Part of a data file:
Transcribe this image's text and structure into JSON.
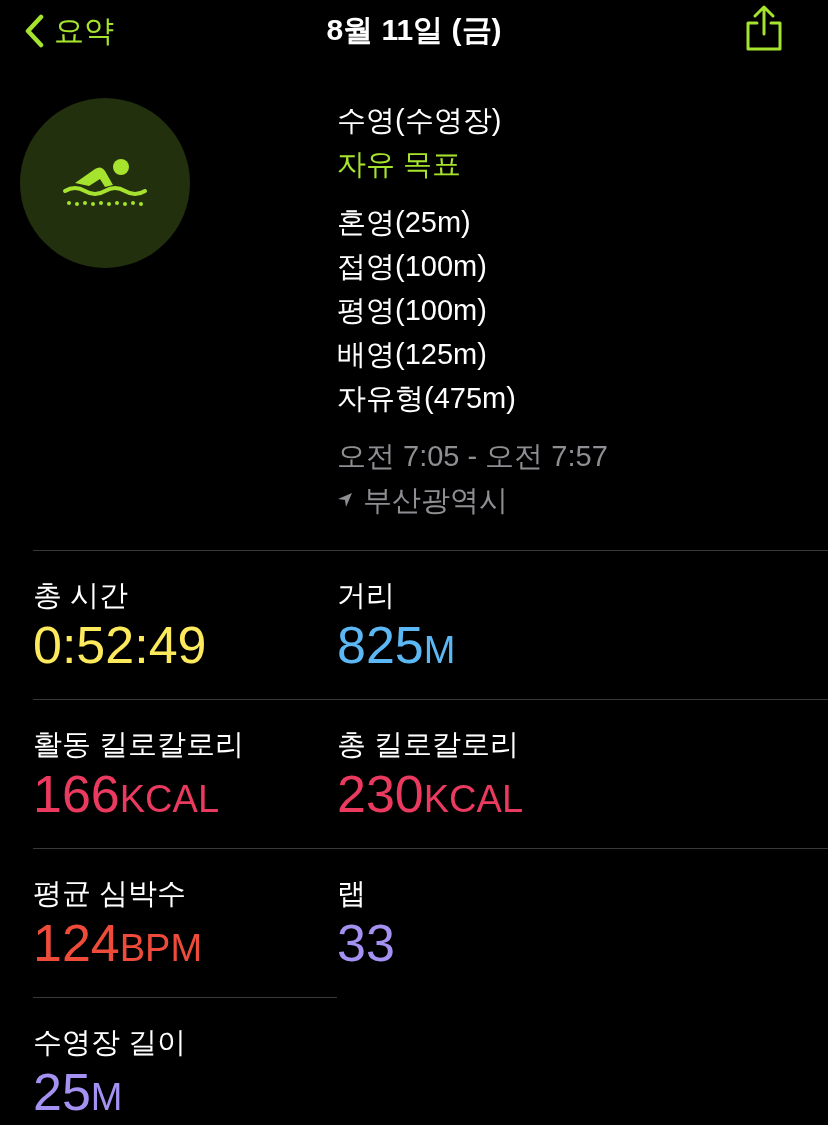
{
  "header": {
    "back_label": "요약",
    "title": "8월 11일 (금)"
  },
  "workout": {
    "name": "수영(수영장)",
    "goal": "자유 목표",
    "strokes": [
      "혼영(25m)",
      "접영(100m)",
      "평영(100m)",
      "배영(125m)",
      "자유형(475m)"
    ],
    "time_range": "오전 7:05 - 오전 7:57",
    "location": "부산광역시"
  },
  "metrics": [
    {
      "label": "총 시간",
      "value": "0:52:49",
      "color": "#fde95c"
    },
    {
      "label": "거리",
      "value": "825",
      "unit": "M",
      "color": "#5cb8f5"
    },
    {
      "label": "활동 킬로칼로리",
      "value": "166",
      "unit": "KCAL",
      "color": "#eb3a5f"
    },
    {
      "label": "총 킬로칼로리",
      "value": "230",
      "unit": "KCAL",
      "color": "#eb3a5f"
    },
    {
      "label": "평균 심박수",
      "value": "124",
      "unit": "BPM",
      "color": "#ee4b3a"
    },
    {
      "label": "랩",
      "value": "33",
      "color": "#a591f2"
    },
    {
      "label": "수영장 길이",
      "value": "25",
      "unit": "M",
      "color": "#a591f2"
    }
  ]
}
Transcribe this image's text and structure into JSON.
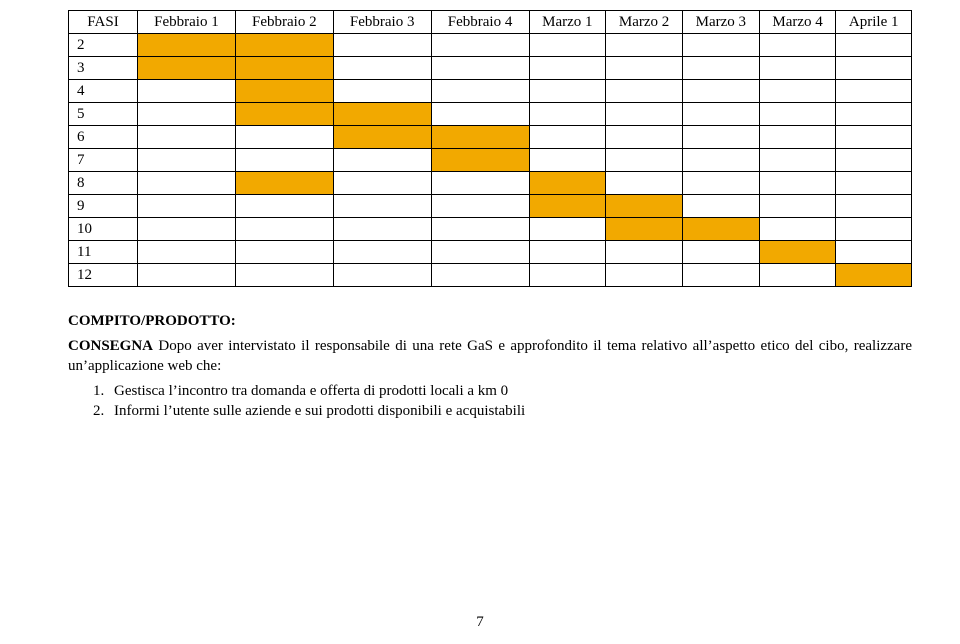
{
  "gantt": {
    "header": [
      "FASI",
      "Febbraio 1",
      "Febbraio 2",
      "Febbraio 3",
      "Febbraio 4",
      "Marzo 1",
      "Marzo 2",
      "Marzo 3",
      "Marzo 4",
      "Aprile 1"
    ],
    "rows": [
      {
        "label": "2",
        "cells": [
          true,
          true,
          false,
          false,
          false,
          false,
          false,
          false,
          false
        ]
      },
      {
        "label": "3",
        "cells": [
          true,
          true,
          false,
          false,
          false,
          false,
          false,
          false,
          false
        ]
      },
      {
        "label": "4",
        "cells": [
          false,
          true,
          false,
          false,
          false,
          false,
          false,
          false,
          false
        ]
      },
      {
        "label": "5",
        "cells": [
          false,
          true,
          true,
          false,
          false,
          false,
          false,
          false,
          false
        ]
      },
      {
        "label": "6",
        "cells": [
          false,
          false,
          true,
          true,
          false,
          false,
          false,
          false,
          false
        ]
      },
      {
        "label": "7",
        "cells": [
          false,
          false,
          false,
          true,
          false,
          false,
          false,
          false,
          false
        ]
      },
      {
        "label": "8",
        "cells": [
          false,
          true,
          false,
          false,
          true,
          false,
          false,
          false,
          false
        ]
      },
      {
        "label": "9",
        "cells": [
          false,
          false,
          false,
          false,
          true,
          true,
          false,
          false,
          false
        ]
      },
      {
        "label": "10",
        "cells": [
          false,
          false,
          false,
          false,
          false,
          true,
          true,
          false,
          false
        ]
      },
      {
        "label": "11",
        "cells": [
          false,
          false,
          false,
          false,
          false,
          false,
          false,
          true,
          false
        ]
      },
      {
        "label": "12",
        "cells": [
          false,
          false,
          false,
          false,
          false,
          false,
          false,
          false,
          true
        ]
      }
    ]
  },
  "section": {
    "title": "COMPITO/PRODOTTO:",
    "lead_strong": "CONSEGNA",
    "lead_rest": " Dopo aver intervistato il responsabile di una rete GaS e approfondito il tema relativo all’aspetto etico del cibo, realizzare un’applicazione web che:",
    "steps": [
      "Gestisca l’incontro tra domanda e offerta di prodotti locali a km 0",
      "Informi l’utente sulle aziende e sui prodotti disponibili e acquistabili"
    ]
  },
  "pagenum": "7"
}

▸ WHAT YOU ARE ASKED TO DO:
Restate each line of the records exactly; pictures do not belong in the copy.

▸ OUTPUT FOR THIS EXERCISE:
Transcribe this image's text and structure into JSON.
{
  "header": {
    "back_label": "요약",
    "title": "8월 11일 (금)"
  },
  "workout": {
    "name": "수영(수영장)",
    "goal": "자유 목표",
    "strokes": [
      "혼영(25m)",
      "접영(100m)",
      "평영(100m)",
      "배영(125m)",
      "자유형(475m)"
    ],
    "time_range": "오전 7:05 - 오전 7:57",
    "location": "부산광역시"
  },
  "metrics": [
    {
      "label": "총 시간",
      "value": "0:52:49",
      "color": "#fde95c"
    },
    {
      "label": "거리",
      "value": "825",
      "unit": "M",
      "color": "#5cb8f5"
    },
    {
      "label": "활동 킬로칼로리",
      "value": "166",
      "unit": "KCAL",
      "color": "#eb3a5f"
    },
    {
      "label": "총 킬로칼로리",
      "value": "230",
      "unit": "KCAL",
      "color": "#eb3a5f"
    },
    {
      "label": "평균 심박수",
      "value": "124",
      "unit": "BPM",
      "color": "#ee4b3a"
    },
    {
      "label": "랩",
      "value": "33",
      "color": "#a591f2"
    },
    {
      "label": "수영장 길이",
      "value": "25",
      "unit": "M",
      "color": "#a591f2"
    }
  ]
}
Transcribe this image's text and structure into JSON.
{
  "gantt": {
    "header": [
      "FASI",
      "Febbraio 1",
      "Febbraio 2",
      "Febbraio 3",
      "Febbraio 4",
      "Marzo 1",
      "Marzo 2",
      "Marzo 3",
      "Marzo 4",
      "Aprile 1"
    ],
    "rows": [
      {
        "label": "2",
        "cells": [
          true,
          true,
          false,
          false,
          false,
          false,
          false,
          false,
          false
        ]
      },
      {
        "label": "3",
        "cells": [
          true,
          true,
          false,
          false,
          false,
          false,
          false,
          false,
          false
        ]
      },
      {
        "label": "4",
        "cells": [
          false,
          true,
          false,
          false,
          false,
          false,
          false,
          false,
          false
        ]
      },
      {
        "label": "5",
        "cells": [
          false,
          true,
          true,
          false,
          false,
          false,
          false,
          false,
          false
        ]
      },
      {
        "label": "6",
        "cells": [
          false,
          false,
          true,
          true,
          false,
          false,
          false,
          false,
          false
        ]
      },
      {
        "label": "7",
        "cells": [
          false,
          false,
          false,
          true,
          false,
          false,
          false,
          false,
          false
        ]
      },
      {
        "label": "8",
        "cells": [
          false,
          true,
          false,
          false,
          true,
          false,
          false,
          false,
          false
        ]
      },
      {
        "label": "9",
        "cells": [
          false,
          false,
          false,
          false,
          true,
          true,
          false,
          false,
          false
        ]
      },
      {
        "label": "10",
        "cells": [
          false,
          false,
          false,
          false,
          false,
          true,
          true,
          false,
          false
        ]
      },
      {
        "label": "11",
        "cells": [
          false,
          false,
          false,
          false,
          false,
          false,
          false,
          true,
          false
        ]
      },
      {
        "label": "12",
        "cells": [
          false,
          false,
          false,
          false,
          false,
          false,
          false,
          false,
          true
        ]
      }
    ]
  },
  "section": {
    "title": "COMPITO/PRODOTTO:",
    "lead_strong": "CONSEGNA",
    "lead_rest": " Dopo aver intervistato il responsabile di una rete GaS e approfondito il tema relativo all’aspetto etico del cibo, realizzare un’applicazione web che:",
    "steps": [
      "Gestisca l’incontro tra domanda e offerta di prodotti locali a km 0",
      "Informi l’utente sulle aziende e sui prodotti disponibili e acquistabili"
    ]
  },
  "pagenum": "7"
}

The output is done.